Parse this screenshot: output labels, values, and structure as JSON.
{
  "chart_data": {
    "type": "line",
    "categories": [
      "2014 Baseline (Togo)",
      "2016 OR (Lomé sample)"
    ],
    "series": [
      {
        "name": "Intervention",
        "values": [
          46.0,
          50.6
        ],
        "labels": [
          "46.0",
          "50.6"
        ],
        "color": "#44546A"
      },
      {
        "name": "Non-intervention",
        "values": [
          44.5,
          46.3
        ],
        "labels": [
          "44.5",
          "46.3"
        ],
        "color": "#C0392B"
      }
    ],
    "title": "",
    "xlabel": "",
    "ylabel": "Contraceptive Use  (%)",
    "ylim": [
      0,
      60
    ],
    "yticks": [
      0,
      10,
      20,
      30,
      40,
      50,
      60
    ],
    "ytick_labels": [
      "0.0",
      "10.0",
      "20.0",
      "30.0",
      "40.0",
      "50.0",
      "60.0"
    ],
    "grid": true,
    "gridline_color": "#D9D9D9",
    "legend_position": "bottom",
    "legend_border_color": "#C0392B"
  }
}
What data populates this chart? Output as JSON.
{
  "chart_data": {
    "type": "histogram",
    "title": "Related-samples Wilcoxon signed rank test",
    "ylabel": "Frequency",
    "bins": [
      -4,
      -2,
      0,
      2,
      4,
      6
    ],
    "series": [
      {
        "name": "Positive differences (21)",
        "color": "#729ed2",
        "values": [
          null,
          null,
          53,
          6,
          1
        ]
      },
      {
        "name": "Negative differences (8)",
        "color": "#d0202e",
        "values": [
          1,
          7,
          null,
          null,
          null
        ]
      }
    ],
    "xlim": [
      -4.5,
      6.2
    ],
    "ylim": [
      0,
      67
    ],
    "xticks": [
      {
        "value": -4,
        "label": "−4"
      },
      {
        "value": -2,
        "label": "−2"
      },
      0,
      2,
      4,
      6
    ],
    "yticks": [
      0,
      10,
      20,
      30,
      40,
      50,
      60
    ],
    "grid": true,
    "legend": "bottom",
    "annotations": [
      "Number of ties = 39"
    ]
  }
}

.....

(Short exercise) Locate the word "this" in the records above, and return each line that has it.

(Finished task)
Parse this screenshot: output labels, values, and structure as JSON.
What data populates this chart? Output as JSON.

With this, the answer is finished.